====== Data to use ======
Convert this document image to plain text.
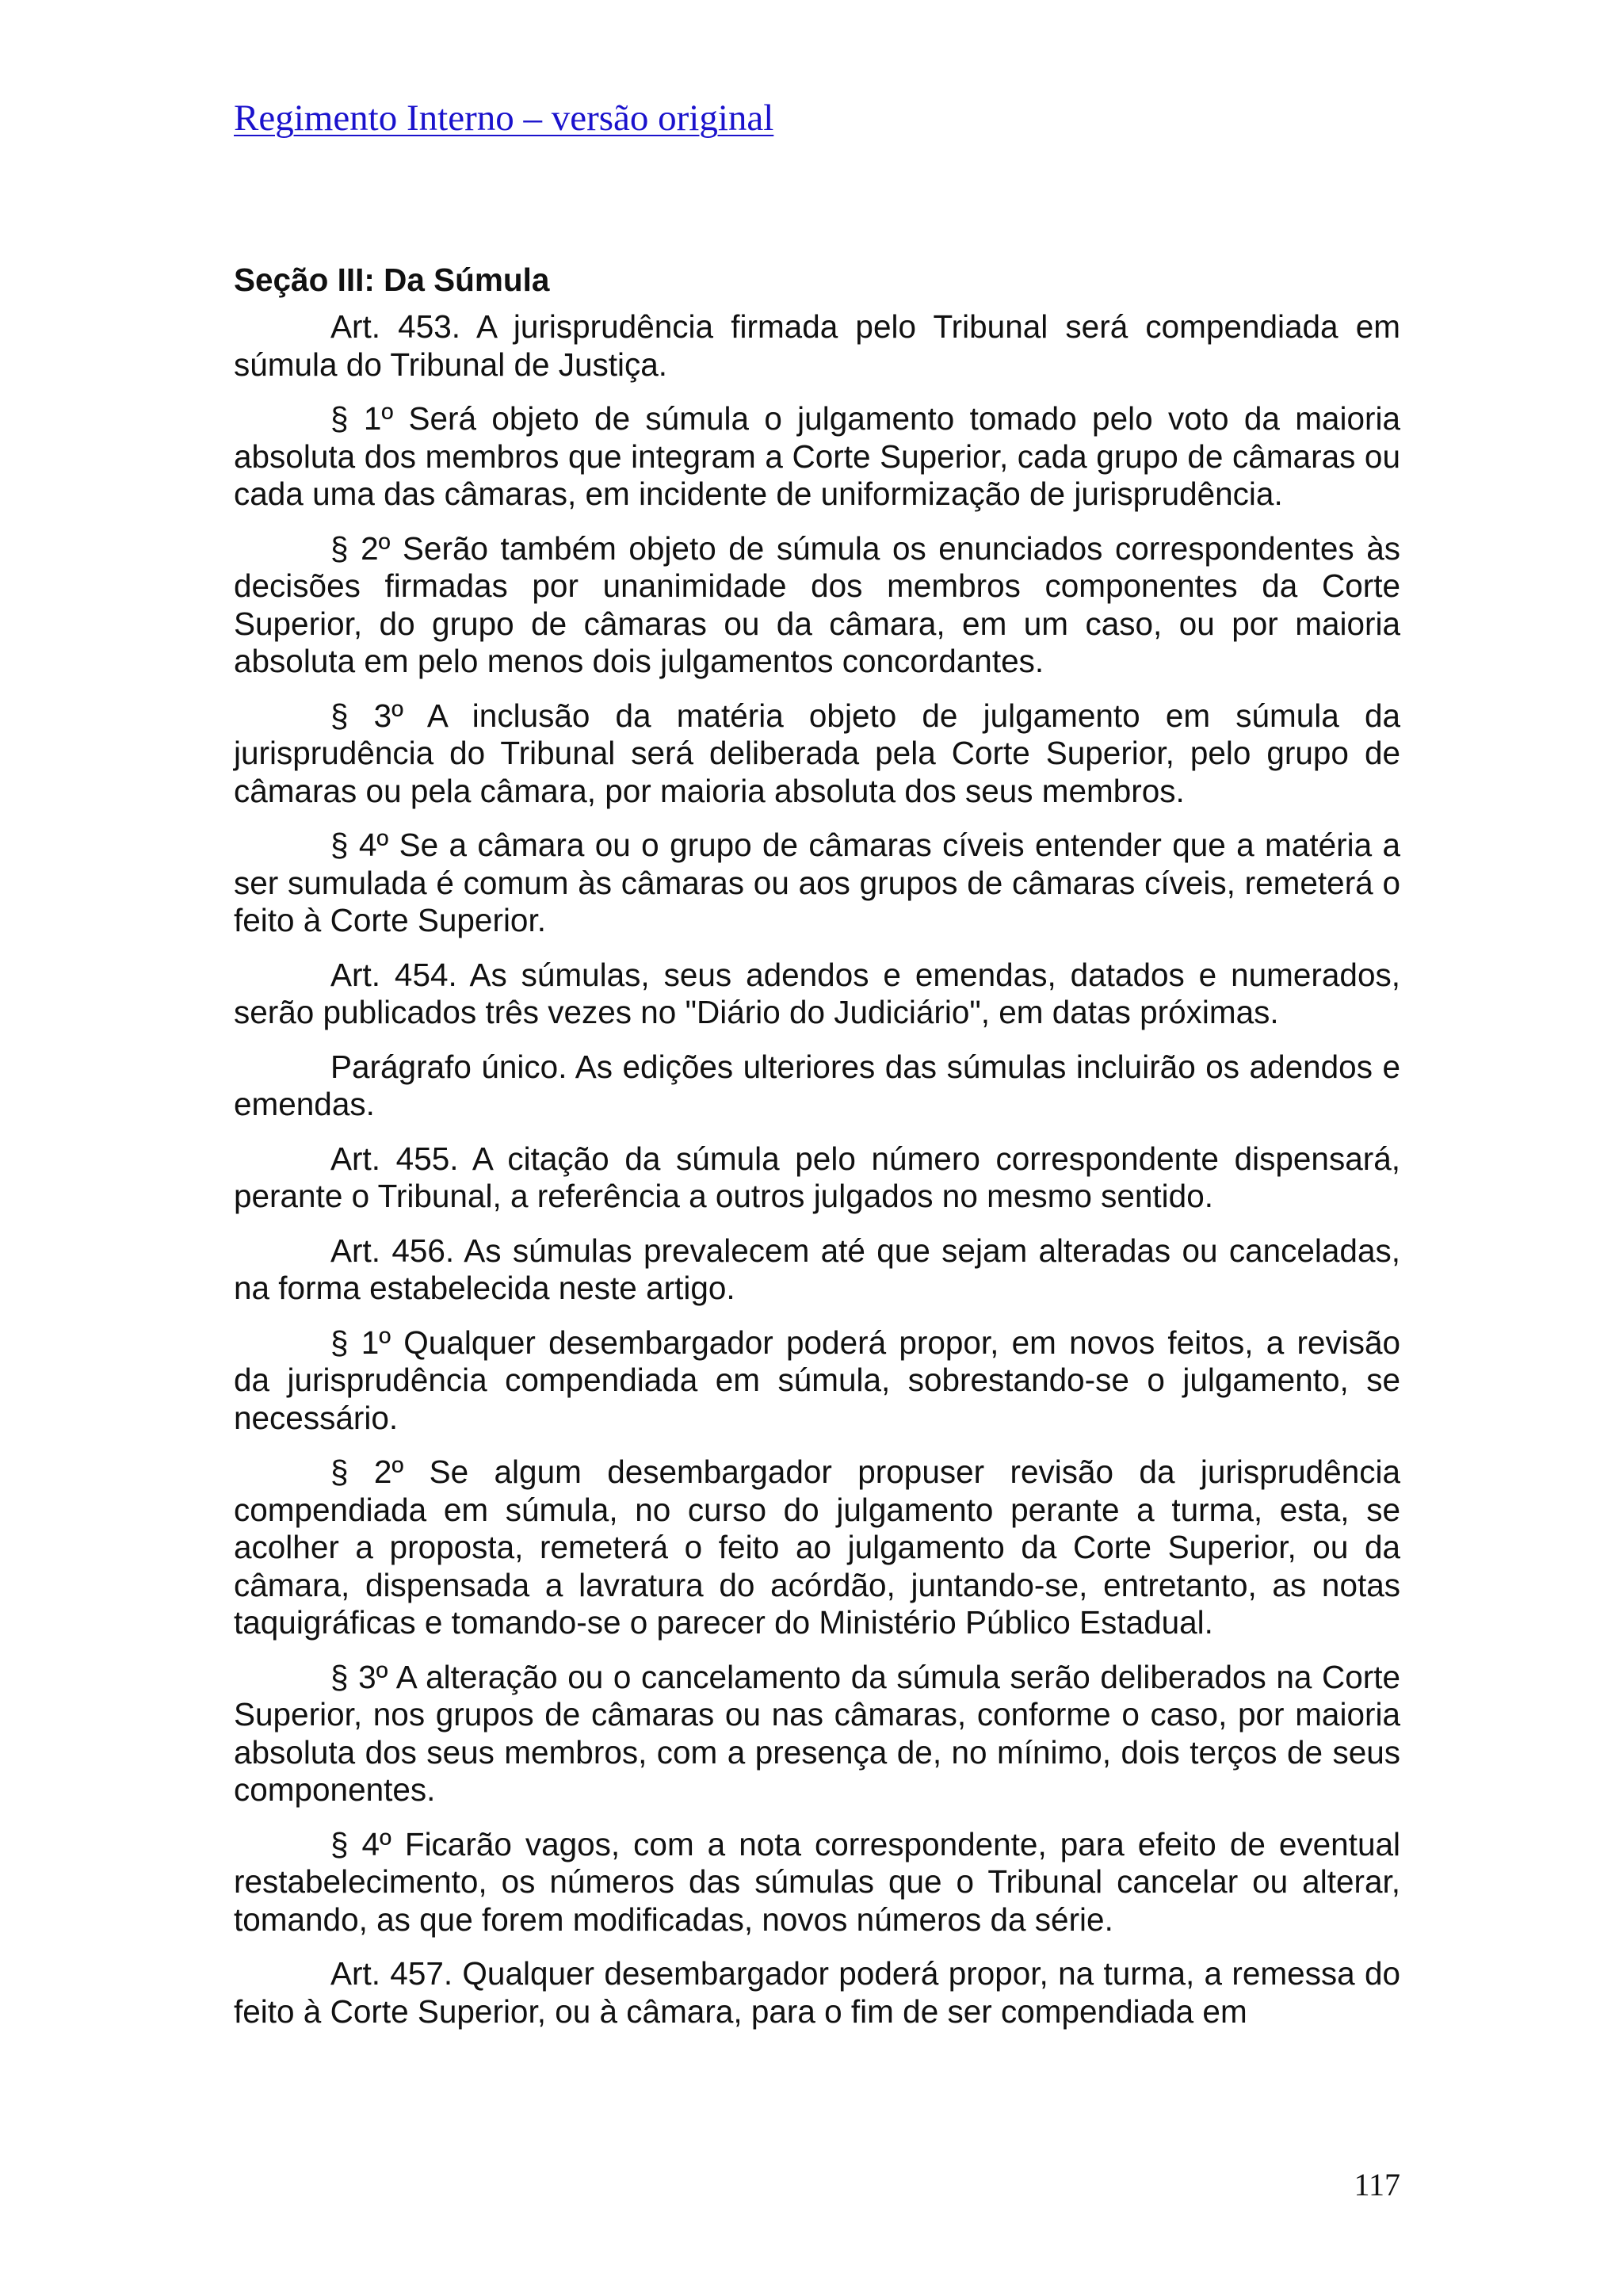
Regimento Interno – versão original
Seção III: Da Súmula

Art. 453. A jurisprudência firmada pelo Tribunal será compendiada em súmula do Tribunal de Justiça.

§ 1º Será objeto de súmula o julgamento tomado pelo voto da maioria absoluta dos membros que integram a Corte Superior, cada grupo de câmaras ou cada uma das câmaras, em incidente de uniformização de jurisprudência.

§ 2º Serão também objeto de súmula os enunciados correspondentes às decisões firmadas por unanimidade dos membros componentes da Corte Superior, do grupo de câmaras ou da câmara, em um caso, ou por maioria absoluta em pelo menos dois julgamentos concordantes.

§ 3º A inclusão da matéria objeto de julgamento em súmula da jurisprudência do Tribunal será deliberada pela Corte Superior, pelo grupo de câmaras ou pela câmara, por maioria absoluta dos seus membros.

§ 4º Se a câmara ou o grupo de câmaras cíveis entender que a matéria a ser sumulada é comum às câmaras ou aos grupos de câmaras cíveis, remeterá o feito à Corte Superior.

Art. 454. As súmulas, seus adendos e emendas, datados e numerados, serão publicados três vezes no "Diário do Judiciário", em datas próximas.

Parágrafo único. As edições ulteriores das súmulas incluirão os adendos e emendas.

Art. 455. A citação da súmula pelo número correspondente dispensará, perante o Tribunal, a referência a outros julgados no mesmo sentido.

Art. 456. As súmulas prevalecem até que sejam alteradas ou canceladas, na forma estabelecida neste artigo.

§ 1º Qualquer desembargador poderá propor, em novos feitos, a revisão da jurisprudência compendiada em súmula, sobrestando-se o julgamento, se necessário.

§ 2º Se algum desembargador propuser revisão da jurisprudência compendiada em súmula, no curso do julgamento perante a turma, esta, se acolher a proposta, remeterá o feito ao julgamento da Corte Superior, ou da câmara, dispensada a lavratura do acórdão, juntando-se, entretanto, as notas taquigráficas e tomando-se o parecer do Ministério Público Estadual.

§ 3º A alteração ou o cancelamento da súmula serão deliberados na Corte Superior, nos grupos de câmaras ou nas câmaras, conforme o caso, por maioria absoluta dos seus membros, com a presença de, no mínimo, dois terços de seus componentes.

§ 4º Ficarão vagos, com a nota correspondente, para efeito de eventual restabelecimento, os números das súmulas que o Tribunal cancelar ou alterar, tomando, as que forem modificadas, novos números da série.

Art. 457. Qualquer desembargador poderá propor, na turma, a remessa do feito à Corte Superior, ou à câmara, para o fim de ser compendiada em

117
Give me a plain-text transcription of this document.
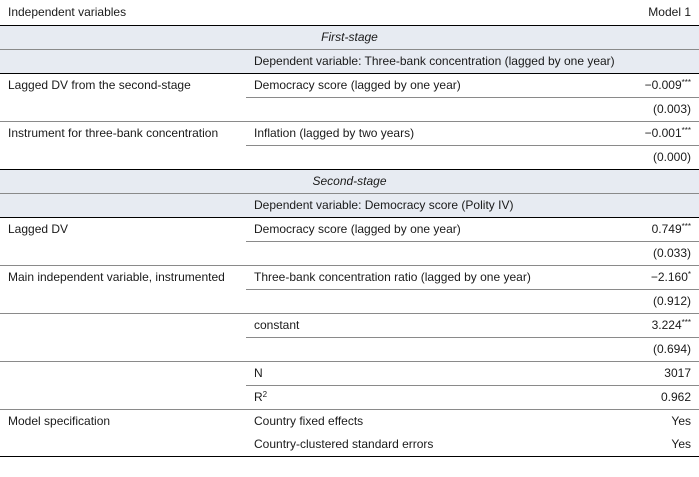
Independent variables		Model 1
First-stage		
	Dependent variable: Three-bank concentration (lagged by one year)	
Lagged DV from the second-stage	Democracy score (lagged by one year)	−0.009***
		(0.003)
Instrument for three-bank concentration	Inflation (lagged by two years)	−0.001***
		(0.000)
Second-stage		
	Dependent variable: Democracy score (Polity IV)	
Lagged DV	Democracy score (lagged by one year)	0.749***
		(0.033)
Main independent variable, instrumented	Three-bank concentration ratio (lagged by one year)	−2.160*
		(0.912)
	constant	3.224***
		(0.694)
	N	3017
	$R^2$	0.962
Model specification	Country fixed effects	Yes
	Country-clustered standard errors	Yes
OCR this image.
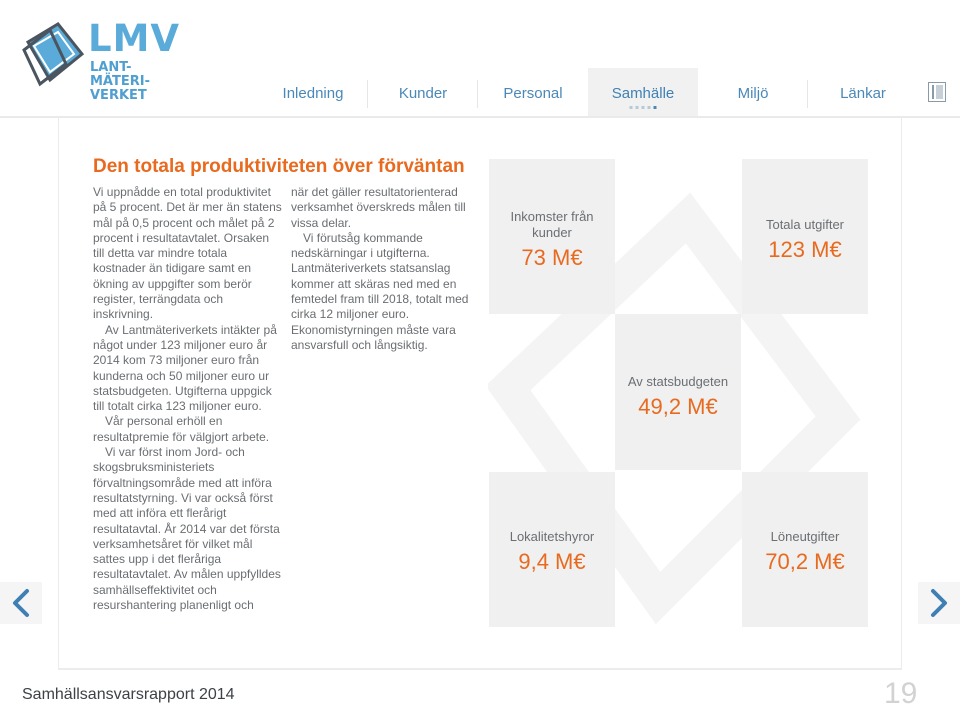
LMV
LANT-
MÄTERI-
VERKET	Inledning	Kunder	Personal	Samhälle	Miljö	Länkar
Den totala produktiviteten över förväntan

Vi uppnådde en total produktivitet på 5 procent. Det är mer än statens mål på 0,5 procent och målet på 2 procent i resultatavtalet. Orsaken till detta var mindre totala kostnader än tidigare samt en ökning av uppgifter som berör register, terrängdata och inskrivning.

Av Lantmäteriverkets intäkter på något under 123 miljoner euro år 2014 kom 73 miljoner euro från kunderna och 50 miljoner euro ur statsbudgeten. Utgifterna uppgick till totalt cirka 123 miljoner euro.

Vår personal erhöll en resultatpremie för välgjort arbete.

Vi var först inom Jord- och skogsbruksministeriets förvaltningsområde med att införa resultatstyrning. Vi var också först med att införa ett flerårigt resultatavtal. År 2014 var det första verksamhetsåret för vilket mål sattes upp i det fleråriga resultatavtalet. Av målen uppfylldes samhällseffektivitet och resurshantering planenligt och

när det gäller resultatorienterad verksamhet överskreds målen till vissa delar.

Vi förutsåg kommande nedskärningar i utgifterna. Lantmäteriverkets statsanslag kommer att skäras ned med en femtedel fram till 2018, totalt med cirka 12 miljoner euro. Ekonomistyrningen måste vara ansvarsfull och långsiktig.

Inkomster från kunder
73 M€
Totala utgifter
123 M€
Av statsbudgeten
49,2 M€
Lokalitetshyror
9,4 M€
Löneutgifter
70,2 M€
Samhällsansvarsrapport 2014	19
======
Instructions for the task: Filter the entries down to the lines with the word "perante" in them.

Result of this exercise:
Art. 455. A citação da súmula pelo número correspondente dispensará, perante o Tribunal, a referência a outros julgados no mesmo sentido.
§ 2º Se algum desembargador propuser revisão da jurisprudência compendiada em súmula, no curso do julgamento perante a turma, esta, se acolher a proposta, remeterá o feito ao julgamento da Corte Superior, ou da câmara, dispensada a lavratura do acórdão, juntando-se, entretanto, as notas taquigráficas e tomando-se o parecer do Ministério Público Estadual.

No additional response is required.